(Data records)

========================================

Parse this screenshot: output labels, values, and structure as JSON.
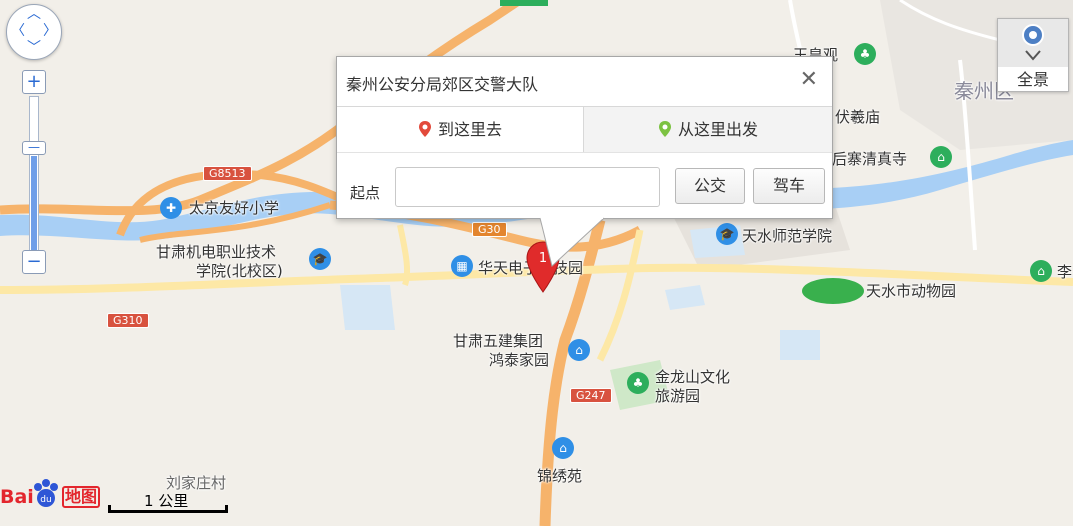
{
  "info_window": {
    "title": "秦州公安分局郊区交警大队",
    "close": "✕",
    "tab_to": "到这里去",
    "tab_from": "从这里出发",
    "start_label": "起点",
    "start_value": "",
    "bus_button": "公交",
    "drive_button": "驾车"
  },
  "panorama": {
    "label": "全景"
  },
  "zoom": {
    "in": "+",
    "out": "−"
  },
  "scale": {
    "label": "1 公里"
  },
  "marker": {
    "label": "1"
  },
  "logo": {
    "text": "Bai",
    "text2": "地图"
  },
  "roads": {
    "g8513": "G8513",
    "g30": "G30",
    "g310": "G310",
    "g247": "G247"
  },
  "places": {
    "taijing": "太京友好小学",
    "gansu_jidian_1": "甘肃机电职业技术",
    "gansu_jidian_2": "学院(北校区)",
    "huatian": "华天电子科技园",
    "gansu_wujian_1": "甘肃五建集团",
    "gansu_wujian_2": "鸿泰家园",
    "jinlongshan_1": "金龙山文化",
    "jinlongshan_2": "旅游园",
    "jinxiuyuan": "锦绣苑",
    "liujiazhuang": "刘家庄村",
    "tianshui_normal": "天水师范学院",
    "tianshui_zoo": "天水市动物园",
    "houzhai_mosque": "后寨清真寺",
    "fuximiao": "伏羲庙",
    "yuhuangguan": "玉皇观",
    "qinzhou_district": "秦州区",
    "li_partial": "李"
  },
  "colors": {
    "river": "#a8cff5",
    "highway": "#f6b36b",
    "road": "#fde8a6",
    "accent": "#2a6ad3",
    "marker": "#e02b2b"
  }
}
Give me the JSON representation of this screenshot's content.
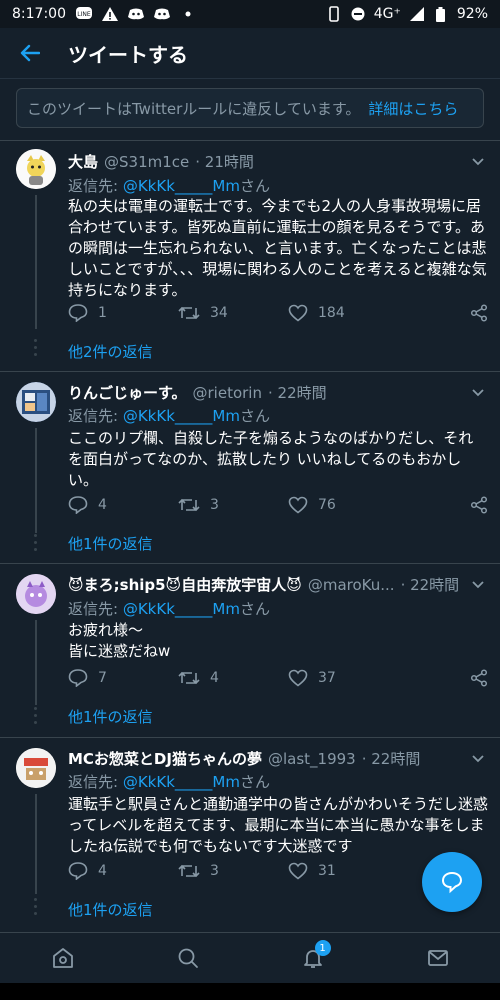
{
  "status_bar": {
    "time": "8:17:00",
    "network": "4G⁺",
    "battery": "92%"
  },
  "header": {
    "title": "ツイートする"
  },
  "notice": {
    "text": "このツイートはTwitterルールに違反しています。",
    "link": "詳細はこちら"
  },
  "reply_prefix": "返信先:",
  "tweets": [
    {
      "name": "大島",
      "handle": "@S31m1ce",
      "time": "· 21時間",
      "mention": "@KkKk_____Mm",
      "san": "さん",
      "body": "私の夫は電車の運転士です。今までも2人の人身事故現場に居合わせています。皆死ぬ直前に運転士の顔を見るそうです。あの瞬間は一生忘れられない、と言います。亡くなったことは悲しいことですが、、、現場に関わる人のことを考えると複雑な気持ちになります。",
      "replies": "1",
      "retweets": "34",
      "likes": "184",
      "more": "他2件の返信"
    },
    {
      "name": "りんごじゅーす。",
      "handle": "@rietorin",
      "time": "· 22時間",
      "mention": "@KkKk_____Mm",
      "san": "さん",
      "body": "ここのリプ欄、自殺した子を煽るようなのばかりだし、それを面白がってなのか、拡散したり いいねしてるのもおかしい。",
      "replies": "4",
      "retweets": "3",
      "likes": "76",
      "more": "他1件の返信"
    },
    {
      "name": "😈まろ;ship5😈自由奔放宇宙人😈",
      "handle": "@maroKu...",
      "time": "· 22時間",
      "mention": "@KkKk_____Mm",
      "san": "さん",
      "body": "お疲れ様～\n皆に迷惑だねw",
      "replies": "7",
      "retweets": "4",
      "likes": "37",
      "more": "他1件の返信"
    },
    {
      "name": "MCお惣菜とDJ猫ちゃんの夢",
      "handle": "@last_1993",
      "time": "· 22時間",
      "mention": "@KkKk_____Mm",
      "san": "さん",
      "body": "運転手と駅員さんと通勤通学中の皆さんがかわいそうだし迷惑ってレベルを超えてます、最期に本当に本当に愚かな事をしましたね伝説でも何でもないです大迷惑です",
      "replies": "4",
      "retweets": "3",
      "likes": "31",
      "more": "他1件の返信"
    }
  ],
  "nav": {
    "notification_badge": "1"
  },
  "colors": {
    "background": "#15202b",
    "accent": "#1da1f2",
    "muted": "#8899a6"
  }
}
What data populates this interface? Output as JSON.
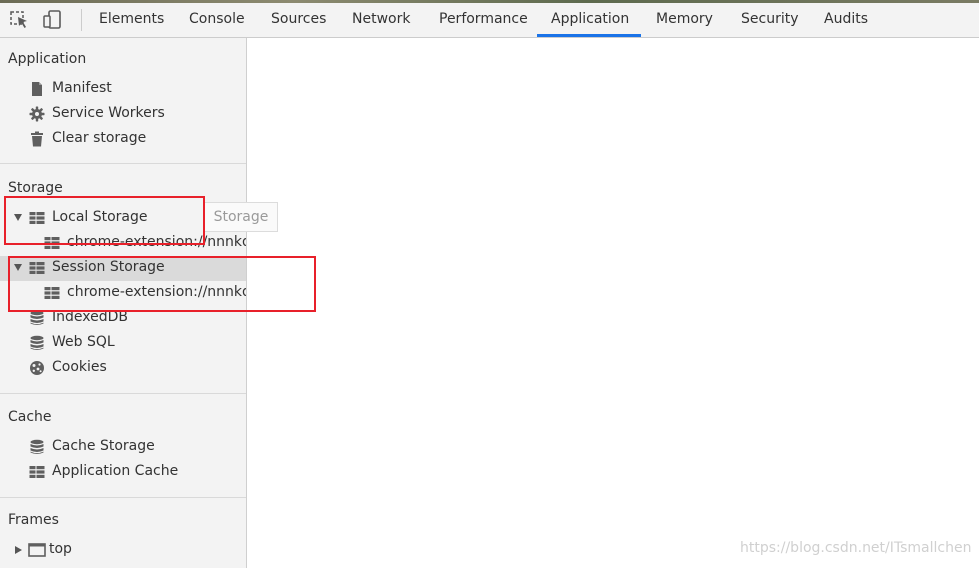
{
  "toolbar": {
    "inspect_icon": "inspect-element-icon",
    "device_icon": "device-toolbar-icon",
    "tabs": [
      "Elements",
      "Console",
      "Sources",
      "Network",
      "Performance",
      "Application",
      "Memory",
      "Security",
      "Audits"
    ],
    "active_tab": "Application",
    "accent_color": "#1a73e8"
  },
  "sidebar": {
    "application": {
      "title": "Application",
      "items": [
        {
          "label": "Manifest",
          "icon": "file-icon"
        },
        {
          "label": "Service Workers",
          "icon": "gear-icon"
        },
        {
          "label": "Clear storage",
          "icon": "trash-icon"
        }
      ]
    },
    "storage": {
      "title": "Storage",
      "local_storage": {
        "label": "Local Storage",
        "icon": "grid-icon",
        "child": "chrome-extension://nnnkdc"
      },
      "session_storage": {
        "label": "Session Storage",
        "icon": "grid-icon",
        "child": "chrome-extension://nnnkdc"
      },
      "items": [
        {
          "label": "IndexedDB",
          "icon": "database-icon"
        },
        {
          "label": "Web SQL",
          "icon": "database-icon"
        },
        {
          "label": "Cookies",
          "icon": "cookie-icon"
        }
      ]
    },
    "cache": {
      "title": "Cache",
      "items": [
        {
          "label": "Cache Storage",
          "icon": "database-icon"
        },
        {
          "label": "Application Cache",
          "icon": "grid-icon"
        }
      ]
    },
    "frames": {
      "title": "Frames",
      "items": [
        {
          "label": "top",
          "icon": "frame-icon"
        }
      ]
    }
  },
  "tooltip": {
    "text": "Storage"
  },
  "annotation_color": "#e8202a",
  "watermark": "https://blog.csdn.net/ITsmallchen"
}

========================================

● **Exercise aim**: Repeat the lines above exactly, and keep every picture out.

● **The answer**:
Parse this screenshot: output labels, values, and structure as JSON.
{
  "info_window": {
    "title": "秦州公安分局郊区交警大队",
    "close": "✕",
    "tab_to": "到这里去",
    "tab_from": "从这里出发",
    "start_label": "起点",
    "start_value": "",
    "bus_button": "公交",
    "drive_button": "驾车"
  },
  "panorama": {
    "label": "全景"
  },
  "zoom": {
    "in": "+",
    "out": "−"
  },
  "scale": {
    "label": "1 公里"
  },
  "marker": {
    "label": "1"
  },
  "logo": {
    "text": "Bai",
    "text2": "地图"
  },
  "roads": {
    "g8513": "G8513",
    "g30": "G30",
    "g310": "G310",
    "g247": "G247"
  },
  "places": {
    "taijing": "太京友好小学",
    "gansu_jidian_1": "甘肃机电职业技术",
    "gansu_jidian_2": "学院(北校区)",
    "huatian": "华天电子科技园",
    "gansu_wujian_1": "甘肃五建集团",
    "gansu_wujian_2": "鸿泰家园",
    "jinlongshan_1": "金龙山文化",
    "jinlongshan_2": "旅游园",
    "jinxiuyuan": "锦绣苑",
    "liujiazhuang": "刘家庄村",
    "tianshui_normal": "天水师范学院",
    "tianshui_zoo": "天水市动物园",
    "houzhai_mosque": "后寨清真寺",
    "fuximiao": "伏羲庙",
    "yuhuangguan": "玉皇观",
    "qinzhou_district": "秦州区",
    "li_partial": "李"
  },
  "colors": {
    "river": "#a8cff5",
    "highway": "#f6b36b",
    "road": "#fde8a6",
    "accent": "#2a6ad3",
    "marker": "#e02b2b"
  }
}
Give me the JSON representation of this screenshot's content.
{
  "status_bar": {
    "time": "8:17:00",
    "network": "4G⁺",
    "battery": "92%"
  },
  "header": {
    "title": "ツイートする"
  },
  "notice": {
    "text": "このツイートはTwitterルールに違反しています。",
    "link": "詳細はこちら"
  },
  "reply_prefix": "返信先:",
  "tweets": [
    {
      "name": "大島",
      "handle": "@S31m1ce",
      "time": "· 21時間",
      "mention": "@KkKk_____Mm",
      "san": "さん",
      "body": "私の夫は電車の運転士です。今までも2人の人身事故現場に居合わせています。皆死ぬ直前に運転士の顔を見るそうです。あの瞬間は一生忘れられない、と言います。亡くなったことは悲しいことですが、、、現場に関わる人のことを考えると複雑な気持ちになります。",
      "replies": "1",
      "retweets": "34",
      "likes": "184",
      "more": "他2件の返信"
    },
    {
      "name": "りんごじゅーす。",
      "handle": "@rietorin",
      "time": "· 22時間",
      "mention": "@KkKk_____Mm",
      "san": "さん",
      "body": "ここのリプ欄、自殺した子を煽るようなのばかりだし、それを面白がってなのか、拡散したり いいねしてるのもおかしい。",
      "replies": "4",
      "retweets": "3",
      "likes": "76",
      "more": "他1件の返信"
    },
    {
      "name": "😈まろ;ship5😈自由奔放宇宙人😈",
      "handle": "@maroKu...",
      "time": "· 22時間",
      "mention": "@KkKk_____Mm",
      "san": "さん",
      "body": "お疲れ様～\n皆に迷惑だねw",
      "replies": "7",
      "retweets": "4",
      "likes": "37",
      "more": "他1件の返信"
    },
    {
      "name": "MCお惣菜とDJ猫ちゃんの夢",
      "handle": "@last_1993",
      "time": "· 22時間",
      "mention": "@KkKk_____Mm",
      "san": "さん",
      "body": "運転手と駅員さんと通勤通学中の皆さんがかわいそうだし迷惑ってレベルを超えてます、最期に本当に本当に愚かな事をしましたね伝説でも何でもないです大迷惑です",
      "replies": "4",
      "retweets": "3",
      "likes": "31",
      "more": "他1件の返信"
    }
  ],
  "nav": {
    "notification_badge": "1"
  },
  "colors": {
    "background": "#15202b",
    "accent": "#1da1f2",
    "muted": "#8899a6"
  }
}
What data populates this interface? Output as JSON.
{
  "toolbar": {
    "inspect_icon": "inspect-element-icon",
    "device_icon": "device-toolbar-icon",
    "tabs": [
      "Elements",
      "Console",
      "Sources",
      "Network",
      "Performance",
      "Application",
      "Memory",
      "Security",
      "Audits"
    ],
    "active_tab": "Application",
    "accent_color": "#1a73e8"
  },
  "sidebar": {
    "application": {
      "title": "Application",
      "items": [
        {
          "label": "Manifest",
          "icon": "file-icon"
        },
        {
          "label": "Service Workers",
          "icon": "gear-icon"
        },
        {
          "label": "Clear storage",
          "icon": "trash-icon"
        }
      ]
    },
    "storage": {
      "title": "Storage",
      "local_storage": {
        "label": "Local Storage",
        "icon": "grid-icon",
        "child": "chrome-extension://nnnkdc"
      },
      "session_storage": {
        "label": "Session Storage",
        "icon": "grid-icon",
        "child": "chrome-extension://nnnkdc"
      },
      "items": [
        {
          "label": "IndexedDB",
          "icon": "database-icon"
        },
        {
          "label": "Web SQL",
          "icon": "database-icon"
        },
        {
          "label": "Cookies",
          "icon": "cookie-icon"
        }
      ]
    },
    "cache": {
      "title": "Cache",
      "items": [
        {
          "label": "Cache Storage",
          "icon": "database-icon"
        },
        {
          "label": "Application Cache",
          "icon": "grid-icon"
        }
      ]
    },
    "frames": {
      "title": "Frames",
      "items": [
        {
          "label": "top",
          "icon": "frame-icon"
        }
      ]
    }
  },
  "tooltip": {
    "text": "Storage"
  },
  "annotation_color": "#e8202a",
  "watermark": "https://blog.csdn.net/ITsmallchen"
}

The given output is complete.